**WHAT TO PRODUCE**
Gather all lines in the entries that include the word "date".

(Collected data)
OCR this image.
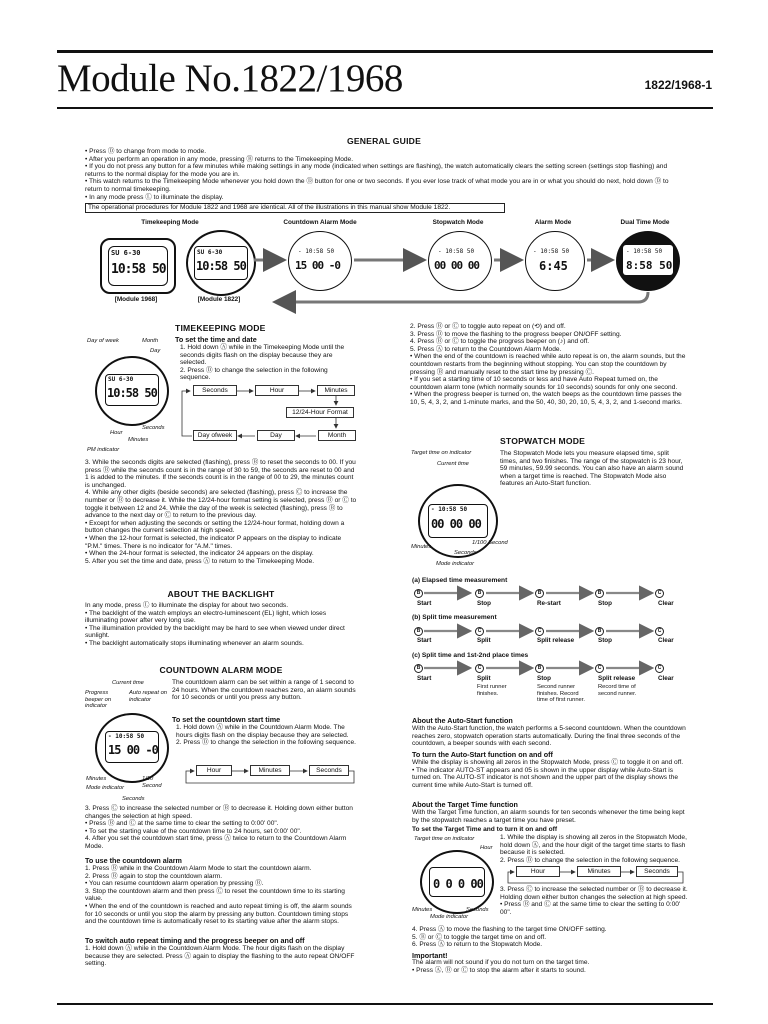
Module No.1822/1968	1822/1968-1
GENERAL GUIDE

• Press Ⓓ to change from mode to mode.

• After you perform an operation in any mode, pressing Ⓑ returns to the Timekeeping Mode.

• If you do not press any button for a few minutes while making settings in any mode (indicated when settings are flashing), the watch automatically clears the setting screen (settings stop flashing) and returns to the normal display for the mode you are in.

• This watch returns to the Timekeeping Mode whenever you hold down the Ⓓ button for one or two seconds. If you ever lose track of what mode you are in or what you should do next, hold down Ⓓ to return to normal timekeeping.

• In any mode press Ⓛ to illuminate the display.

The operational procedures for Module 1822 and 1968 are identical. All of the illustrations in this manual show Module 1822.
Timekeeping Mode	Countdown Alarm Mode	Stopwatch Mode	Alarm Mode	Dual Time Mode
SU 6-30
10:58 50
[Module 1968]
SU 6-30
10:58 50
[Module 1822]
- 10:58 50
15 00 -0
- 10:58 50
00 00 00
- 10:58 50
6:45
- 10:58 50
8:58 50
Day of week	Month
Day
SU 6-30
10:58 50
Seconds
Hour
Minutes
PM indicator
TIMEKEEPING MODE
To set the time and date

1. Hold down Ⓐ while in the Timekeeping Mode until the seconds digits flash on the display because they are selected.

2. Press Ⓓ to change the selection in the following sequence.

Seconds	Hour	Minutes
12/24-Hour Format
Day ofweek	Day	Month

3. While the seconds digits are selected (flashing), press Ⓑ to reset the seconds to 00. If you press Ⓑ while the seconds count is in the range of 30 to 59, the seconds are reset to 00 and 1 is added to the minutes. If the seconds count is in the range of 00 to 29, the minutes count is unchanged.

4. While any other digits (beside seconds) are selected (flashing), press Ⓒ to increase the number or Ⓑ to decrease it. While the 12/24-hour format setting is selected, press Ⓑ or Ⓒ to toggle it between 12 and 24. While the day of the week is selected (flashing), press Ⓑ to advance to the next day or Ⓒ to return to the previous day.

• Except for when adjusting the seconds or setting the 12/24-hour format, holding down a button changes the current selection at high speed.

• When the 12-hour format is selected, the indicator P appears on the display to indicate "P.M." times. There is no indicator for "A.M." times.

• When the 24-hour format is selected, the indicator 24 appears on the display.

5. After you set the time and date, press Ⓐ to return to the Timekeeping Mode.

ABOUT THE BACKLIGHT

In any mode, press Ⓛ to illuminate the display for about two seconds.

• The backlight of the watch employs an electro-luminescent (EL) light, which loses illuminating power after very long use.

• The illumination provided by the backlight may be hard to see when viewed under direct sunlight.

• The backlight automatically stops illuminating whenever an alarm sounds.

COUNTDOWN ALARM MODE
Current time
Progress beeper on indicator
Auto repeat on indicator
- 10:58 50
15 00 -0
Minutes	1/10 Second
Mode indicator
Seconds
The countdown alarm can be set within a range of 1 second to 24 hours. When the countdown reaches zero, an alarm sounds for 10 seconds or until you press any button.
To set the countdown start time

1. Hold down Ⓐ while in the Countdown Alarm Mode. The hours digits flash on the display because they are selected.

2. Press Ⓓ to change the selection in the following sequence.

Hour	Minutes	Seconds

3. Press Ⓒ to increase the selected number or Ⓑ to decrease it. Holding down either button changes the selection at high speed.

• Press Ⓑ and Ⓒ at the same time to clear the setting to 0:00' 00".

• To set the starting value of the countdown time to 24 hours, set 0:00' 00".

4. After you set the countdown start time, press Ⓐ twice to return to the Countdown Alarm Mode.

To use the countdown alarm

1. Press Ⓑ while in the Countdown Alarm Mode to start the countdown alarm.

2. Press Ⓑ again to stop the countdown alarm.

• You can resume countdown alarm operation by pressing Ⓑ.

3. Stop the countdown alarm and then press Ⓒ to reset the countdown time to its starting value.

• When the end of the countdown is reached and auto repeat timing is off, the alarm sounds for 10 seconds or until you stop the alarm by pressing any button. Countdown timing stops and the countdown time is automatically reset to its starting value after the alarm stops.

To switch auto repeat timing and the progress beeper on and off

1. Hold down Ⓐ while in the Countdown Alarm Mode. The hour digits flash on the display because they are selected. Press Ⓐ again to display the flashing to the auto repeat ON/OFF setting.

2. Press Ⓑ or Ⓒ to toggle auto repeat on (⟲) and off.

3. Press Ⓓ to move the flashing to the progress beeper ON/OFF setting.

4. Press Ⓑ or Ⓒ to toggle the progress beeper on (♪) and off.

5. Press Ⓐ to return to the Countdown Alarm Mode.

• When the end of the countdown is reached while auto repeat is on, the alarm sounds, but the countdown restarts from the beginning without stopping. You can stop the countdown by pressing Ⓑ and manually reset to the start time by pressing Ⓒ.

• If you set a starting time of 10 seconds or less and have Auto Repeat turned on, the countdown alarm tone (which normally sounds for 10 seconds) sounds for only one second.

• When the progress beeper is turned on, the watch beeps as the countdown time passes the 10, 5, 4, 3, 2, and 1-minute marks, and the 50, 40, 30, 20, 10, 5, 4, 3, 2, and 1-second marks.

STOPWATCH MODE
Target time on indicator
Current time
- 10:58 50
00 00 00
Minutes
Seconds
1/100 Second
Mode indicator
The Stopwatch Mode lets you measure elapsed time, split times, and two finishes. The range of the stopwatch is 23 hour, 59 minutes, 59.99 seconds. You can also have an alarm sound when a target time is reached. The Stopwatch Mode also features an Auto-Start function.
(a) Elapsed time measurement
(b) Split time measurement
(c) Split time and 1st-2nd place times
B	B	B	B	C
B	C	C	B	C
B	C	B	C	C
Start	Stop	Re-start	Stop	Clear
Start	Split	Split release	Stop	Clear
Start	Split	Stop	Split release	Clear
First runner finishes.
Second runner finishes. Record time of first runner.
Record time of second runner.
About the Auto-Start function
With the Auto-Start function, the watch performs a 5-second countdown. When the countdown reaches zero, stopwatch operation starts automatically. During the final three seconds of the countdown, a beeper sounds with each second.
To turn the Auto-Start function on and off

While the display is showing all zeros in the Stopwatch Mode, press Ⓒ to toggle it on and off.

• The indicator AUTO-ST appears and 05 is shown in the upper display while Auto-Start is turned on. The AUTO-ST indicator is not shown and the upper part of the display shows the current time while Auto-Start is turned off.

About the Target Time function
With the Target Time function, an alarm sounds for ten seconds whenever the time being kept by the stopwatch reaches a target time you have preset.
To set the Target Time and to turn it on and off
Target time on indicator
Hour
0 0 0 00
Minutes	Seconds
Mode indicator

1. While the display is showing all zeros in the Stopwatch Mode, hold down Ⓐ, and the hour digit of the target time starts to flash because it is selected.

2. Press Ⓓ to change the selection in the following sequence.

Hour	Minutes	Seconds

3. Press Ⓒ to increase the selected number or Ⓑ to decrease it. Holding down either button changes the selection at high speed.

• Press Ⓑ and Ⓒ at the same time to clear the setting to 0:00' 00".

4. Press Ⓐ to move the flashing to the target time ON/OFF setting.

5. Ⓑ or Ⓒ to toggle the target time on and off.

6. Press Ⓐ to return to the Stopwatch Mode.

Important!

The alarm will not sound if you do not turn on the target time.

• Press Ⓐ, Ⓑ or Ⓒ to stop the alarm after it starts to sound.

**IN RESPONSE**
To set the time and date
5. After you set the time and date, press Ⓐ to return to the Timekeeping Mode.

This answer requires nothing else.